Excerpts from a figure dataset =>
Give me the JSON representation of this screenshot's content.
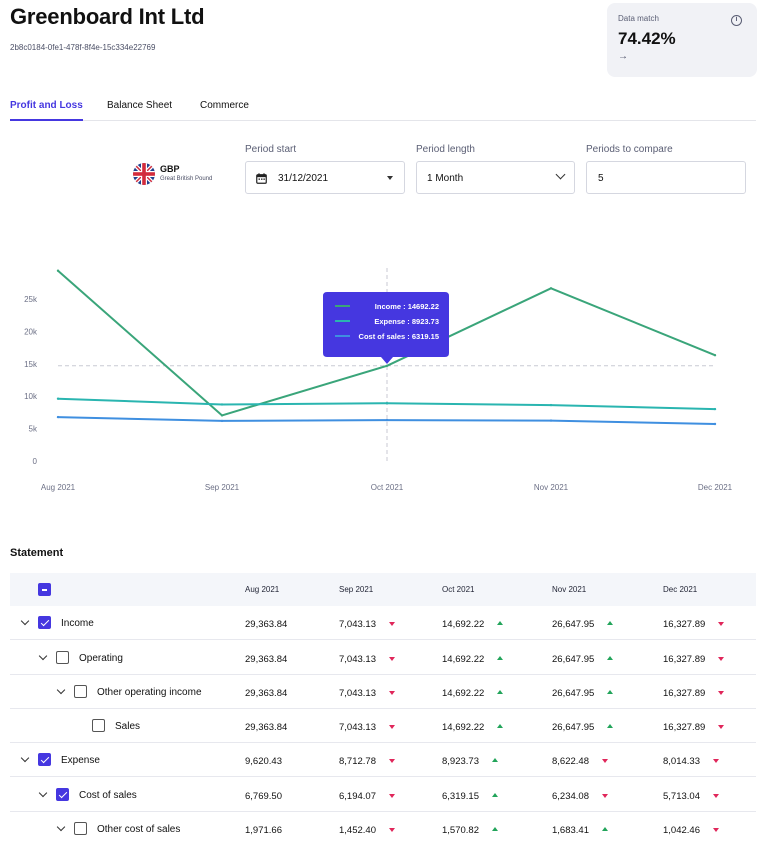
{
  "header": {
    "company": "Greenboard Int Ltd",
    "company_id": "2b8c0184-0fe1-478f-8f4e-15c334e22769"
  },
  "data_match": {
    "label": "Data match",
    "value": "74.42%",
    "arrow": "→",
    "info_icon": "i"
  },
  "tabs": [
    {
      "label": "Profit and Loss",
      "active": true
    },
    {
      "label": "Balance Sheet",
      "active": false
    },
    {
      "label": "Commerce",
      "active": false
    }
  ],
  "currency": {
    "code": "GBP",
    "name": "Great British Pound",
    "icon": "uk-flag-icon"
  },
  "period_start": {
    "label": "Period start",
    "value": "31/12/2021"
  },
  "period_length": {
    "label": "Period length",
    "value": "1 Month"
  },
  "periods_compare": {
    "label": "Periods to compare",
    "value": "5"
  },
  "colors": {
    "income": "#3aa57a",
    "expense": "#2ab5b0",
    "cost_of_sales": "#3f8fe0",
    "accent": "#4537e0",
    "down": "#e0265a",
    "up": "#22a45a"
  },
  "chart_data": {
    "type": "line",
    "categories": [
      "Aug 2021",
      "Sep 2021",
      "Oct 2021",
      "Nov 2021",
      "Dec 2021"
    ],
    "series": [
      {
        "name": "Income",
        "values": [
          29363.84,
          7043.13,
          14692.22,
          26647.95,
          16327.89
        ]
      },
      {
        "name": "Expense",
        "values": [
          9620.43,
          8712.78,
          8923.73,
          8622.48,
          8014.33
        ]
      },
      {
        "name": "Cost of sales",
        "values": [
          6769.5,
          6194.07,
          6319.15,
          6234.08,
          5713.04
        ]
      }
    ],
    "y_ticks": [
      "0",
      "5k",
      "10k",
      "15k",
      "20k",
      "25k"
    ],
    "ylim": [
      0,
      30000
    ],
    "tooltip": {
      "category": "Oct 2021",
      "lines": [
        "Income : 14692.22",
        "Expense : 8923.73",
        "Cost of sales : 6319.15"
      ]
    }
  },
  "statement": {
    "title": "Statement",
    "columns": [
      "Aug 2021",
      "Sep 2021",
      "Oct 2021",
      "Nov 2021",
      "Dec 2021"
    ],
    "rows": [
      {
        "label": "Income",
        "level": 0,
        "expandable": true,
        "checked": true,
        "values": [
          "29,363.84",
          "7,043.13",
          "14,692.22",
          "26,647.95",
          "16,327.89"
        ],
        "trends": [
          "",
          "down",
          "up",
          "up",
          "down"
        ]
      },
      {
        "label": "Operating",
        "level": 1,
        "expandable": true,
        "checked": false,
        "values": [
          "29,363.84",
          "7,043.13",
          "14,692.22",
          "26,647.95",
          "16,327.89"
        ],
        "trends": [
          "",
          "down",
          "up",
          "up",
          "down"
        ]
      },
      {
        "label": "Other operating income",
        "level": 2,
        "expandable": true,
        "checked": false,
        "values": [
          "29,363.84",
          "7,043.13",
          "14,692.22",
          "26,647.95",
          "16,327.89"
        ],
        "trends": [
          "",
          "down",
          "up",
          "up",
          "down"
        ]
      },
      {
        "label": "Sales",
        "level": 3,
        "expandable": false,
        "checked": false,
        "values": [
          "29,363.84",
          "7,043.13",
          "14,692.22",
          "26,647.95",
          "16,327.89"
        ],
        "trends": [
          "",
          "down",
          "up",
          "up",
          "down"
        ]
      },
      {
        "label": "Expense",
        "level": 0,
        "expandable": true,
        "checked": true,
        "values": [
          "9,620.43",
          "8,712.78",
          "8,923.73",
          "8,622.48",
          "8,014.33"
        ],
        "trends": [
          "",
          "down",
          "up",
          "down",
          "down"
        ]
      },
      {
        "label": "Cost of sales",
        "level": 1,
        "expandable": true,
        "checked": true,
        "values": [
          "6,769.50",
          "6,194.07",
          "6,319.15",
          "6,234.08",
          "5,713.04"
        ],
        "trends": [
          "",
          "down",
          "up",
          "down",
          "down"
        ]
      },
      {
        "label": "Other cost of sales",
        "level": 2,
        "expandable": true,
        "checked": false,
        "values": [
          "1,971.66",
          "1,452.40",
          "1,570.82",
          "1,683.41",
          "1,042.46"
        ],
        "trends": [
          "",
          "down",
          "up",
          "up",
          "down"
        ]
      }
    ]
  }
}
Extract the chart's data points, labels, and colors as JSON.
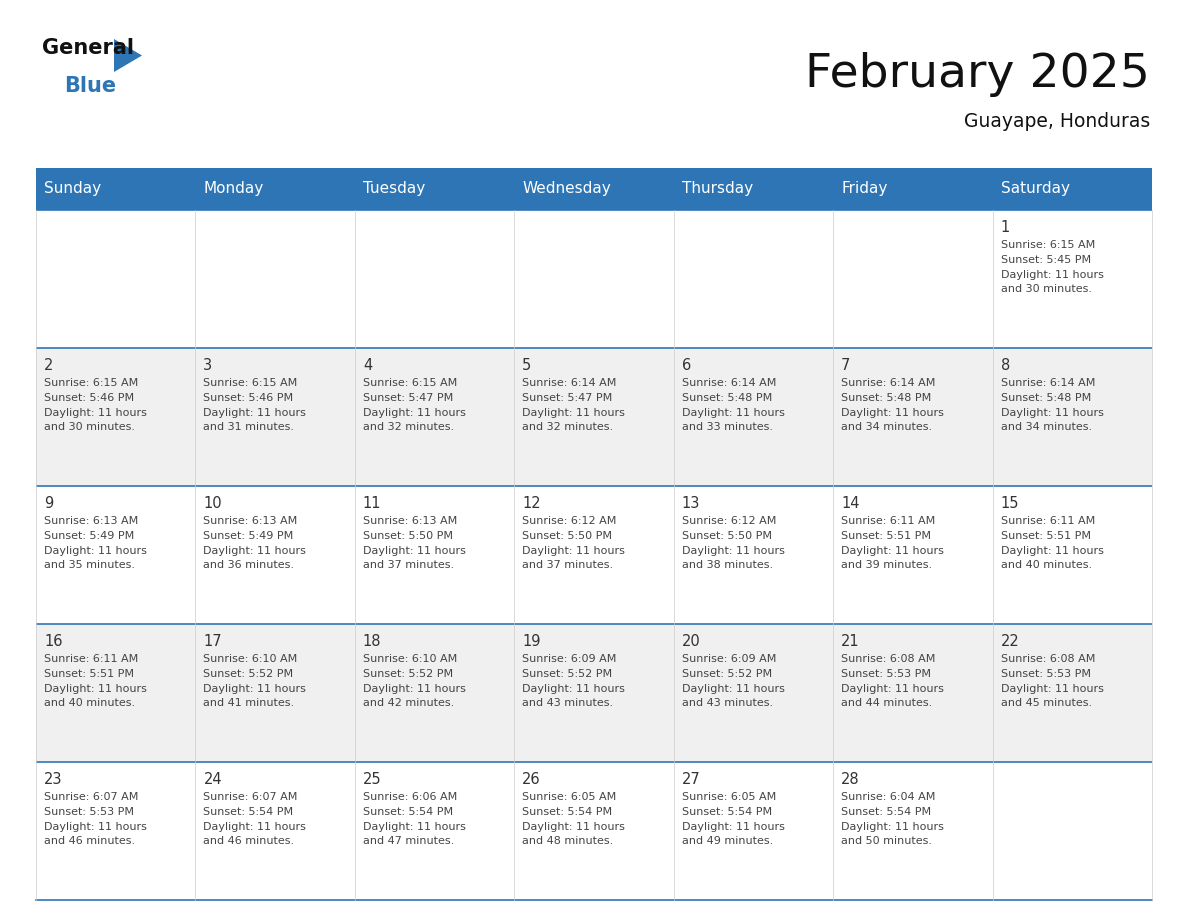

Task requirements => Restate the records word for word, omitting images.

Task output =>
Give me the JSON representation of this screenshot's content.
{
  "header": {
    "company": "Greenboard Int Ltd",
    "company_id": "2b8c0184-0fe1-478f-8f4e-15c334e22769"
  },
  "data_match": {
    "label": "Data match",
    "value": "74.42%",
    "arrow": "→",
    "info_icon": "i"
  },
  "tabs": [
    {
      "label": "Profit and Loss",
      "active": true
    },
    {
      "label": "Balance Sheet",
      "active": false
    },
    {
      "label": "Commerce",
      "active": false
    }
  ],
  "currency": {
    "code": "GBP",
    "name": "Great British Pound",
    "icon": "uk-flag-icon"
  },
  "period_start": {
    "label": "Period start",
    "value": "31/12/2021"
  },
  "period_length": {
    "label": "Period length",
    "value": "1 Month"
  },
  "periods_compare": {
    "label": "Periods to compare",
    "value": "5"
  },
  "colors": {
    "income": "#3aa57a",
    "expense": "#2ab5b0",
    "cost_of_sales": "#3f8fe0",
    "accent": "#4537e0",
    "down": "#e0265a",
    "up": "#22a45a"
  },
  "chart_data": {
    "type": "line",
    "categories": [
      "Aug 2021",
      "Sep 2021",
      "Oct 2021",
      "Nov 2021",
      "Dec 2021"
    ],
    "series": [
      {
        "name": "Income",
        "values": [
          29363.84,
          7043.13,
          14692.22,
          26647.95,
          16327.89
        ]
      },
      {
        "name": "Expense",
        "values": [
          9620.43,
          8712.78,
          8923.73,
          8622.48,
          8014.33
        ]
      },
      {
        "name": "Cost of sales",
        "values": [
          6769.5,
          6194.07,
          6319.15,
          6234.08,
          5713.04
        ]
      }
    ],
    "y_ticks": [
      "0",
      "5k",
      "10k",
      "15k",
      "20k",
      "25k"
    ],
    "ylim": [
      0,
      30000
    ],
    "tooltip": {
      "category": "Oct 2021",
      "lines": [
        "Income : 14692.22",
        "Expense : 8923.73",
        "Cost of sales : 6319.15"
      ]
    }
  },
  "statement": {
    "title": "Statement",
    "columns": [
      "Aug 2021",
      "Sep 2021",
      "Oct 2021",
      "Nov 2021",
      "Dec 2021"
    ],
    "rows": [
      {
        "label": "Income",
        "level": 0,
        "expandable": true,
        "checked": true,
        "values": [
          "29,363.84",
          "7,043.13",
          "14,692.22",
          "26,647.95",
          "16,327.89"
        ],
        "trends": [
          "",
          "down",
          "up",
          "up",
          "down"
        ]
      },
      {
        "label": "Operating",
        "level": 1,
        "expandable": true,
        "checked": false,
        "values": [
          "29,363.84",
          "7,043.13",
          "14,692.22",
          "26,647.95",
          "16,327.89"
        ],
        "trends": [
          "",
          "down",
          "up",
          "up",
          "down"
        ]
      },
      {
        "label": "Other operating income",
        "level": 2,
        "expandable": true,
        "checked": false,
        "values": [
          "29,363.84",
          "7,043.13",
          "14,692.22",
          "26,647.95",
          "16,327.89"
        ],
        "trends": [
          "",
          "down",
          "up",
          "up",
          "down"
        ]
      },
      {
        "label": "Sales",
        "level": 3,
        "expandable": false,
        "checked": false,
        "values": [
          "29,363.84",
          "7,043.13",
          "14,692.22",
          "26,647.95",
          "16,327.89"
        ],
        "trends": [
          "",
          "down",
          "up",
          "up",
          "down"
        ]
      },
      {
        "label": "Expense",
        "level": 0,
        "expandable": true,
        "checked": true,
        "values": [
          "9,620.43",
          "8,712.78",
          "8,923.73",
          "8,622.48",
          "8,014.33"
        ],
        "trends": [
          "",
          "down",
          "up",
          "down",
          "down"
        ]
      },
      {
        "label": "Cost of sales",
        "level": 1,
        "expandable": true,
        "checked": true,
        "values": [
          "6,769.50",
          "6,194.07",
          "6,319.15",
          "6,234.08",
          "5,713.04"
        ],
        "trends": [
          "",
          "down",
          "up",
          "down",
          "down"
        ]
      },
      {
        "label": "Other cost of sales",
        "level": 2,
        "expandable": true,
        "checked": false,
        "values": [
          "1,971.66",
          "1,452.40",
          "1,570.82",
          "1,683.41",
          "1,042.46"
        ],
        "trends": [
          "",
          "down",
          "up",
          "up",
          "down"
        ]
      }
    ]
  }
}
Extract the chart's data points, labels, and colors as JSON.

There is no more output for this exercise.